EXERCISE SET:
(1) Answer these questions from the gold prices report:
(a) At what price did silver reach a four-week high?
(b) What share of economists in the Bloomberg survey expected the Fed to hold off on QE3?
(c) What is Michael Gapen's position at Barclays?
(2) Reproduce a passage of the gold prices report word for word, starting with "In a survey" and ending after "the second quarter.".
(3) For each statement, say whether the gold prices report supports it, and quote the words that decide it:
(a) The Federal Open Market Committee announces its decision on Thursday.
(b) MKS is a Swiss precious metals refiner.
(c) US economic growth slowed to an annual rate of 1.5% in the second quarter.

SELECTED EXCERPT:
..............................

Gold Prices could be under pressure from Central Bank Meetings

Gold Prices held steady above $1620 per ounce during Tuesday morning’s London trading, while stocks and commodities were also broadly flat and major government bond prices ticked higher with markets looking ahead to key central bank policy decisions later in the week.

Silver Prices meantime hit a four-week high at $28.47 per ounce.

“With wider markets setting the flow direction for [gold] bullion, underlying demand for the metal remains soft and has barely provided any significant direction,” says a note from Swiss precious metals refiner MKS.

“Gold may come under some pressure in the run-up to this week’s central bank meetings,” adds a note from Australian and New Zealand bank ANZ, referring to monetary policy decisions due from the Federal Reserve, European Central Bank and Bank of England.

The ECB’s Governing Council and the Bank’s Monetary Policy Committee both announce their decisions Thursday, while the Federal Open Market Committee does so a day earlier on Wednesday.

In a survey of economists by newswire Bloomberg, 88% said they expected the Fed will hold off launching a third round of quantitative easing asset purchases, known as QE3.

“The [US] economy is basically treading water,” says Michael Gapen, senior US economist at Barclays, citing last week’s first estimate of GDP that showed economic growth slowed to an annual rate of 1.5% in the second quarter.

..............................

[Items from a dataset]
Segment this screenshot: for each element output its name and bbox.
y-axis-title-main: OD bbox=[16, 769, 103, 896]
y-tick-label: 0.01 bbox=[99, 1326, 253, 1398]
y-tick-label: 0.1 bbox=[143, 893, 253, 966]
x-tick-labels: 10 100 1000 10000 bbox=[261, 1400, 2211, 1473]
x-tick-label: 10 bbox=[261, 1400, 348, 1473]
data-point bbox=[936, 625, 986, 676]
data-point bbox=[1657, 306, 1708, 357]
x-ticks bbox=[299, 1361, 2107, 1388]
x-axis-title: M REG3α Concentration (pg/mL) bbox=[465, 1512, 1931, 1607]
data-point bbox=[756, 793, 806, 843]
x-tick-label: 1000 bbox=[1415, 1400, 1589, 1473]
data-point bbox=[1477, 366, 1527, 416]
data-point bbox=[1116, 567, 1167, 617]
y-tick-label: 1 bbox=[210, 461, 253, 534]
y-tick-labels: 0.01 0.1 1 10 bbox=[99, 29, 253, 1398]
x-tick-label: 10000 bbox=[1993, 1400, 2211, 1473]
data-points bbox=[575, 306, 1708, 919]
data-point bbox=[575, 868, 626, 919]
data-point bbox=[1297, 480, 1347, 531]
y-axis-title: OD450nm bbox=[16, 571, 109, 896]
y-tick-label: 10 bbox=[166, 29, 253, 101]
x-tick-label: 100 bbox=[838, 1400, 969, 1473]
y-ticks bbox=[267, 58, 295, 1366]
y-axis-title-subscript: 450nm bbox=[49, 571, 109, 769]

..............................

ANSWERS FOR EACH ITEM:
(1)
(a) $28.47 per ounce
(b) 88%
(c) Senior US economist

(2)
In a survey of economists by newswire Bloomberg, 88% said they expected the Fed will hold off launching a third round of quantitative easing asset purchases, known as QE3.

“The [US] economy is basically treading water,” says Michael Gapen, senior US economist at Barclays, citing last week’s first estimate of GDP that showed economic growth slowed to an annual rate of 1.5% in the second quarter.

(3)
(a) No: "the Federal Open Market Committee does so a day earlier on Wednesday"
(b) Yes: "Swiss precious metals refiner MKS"
(c) Yes: "economic growth slowed to an annual rate of 1.5% in the second quarter"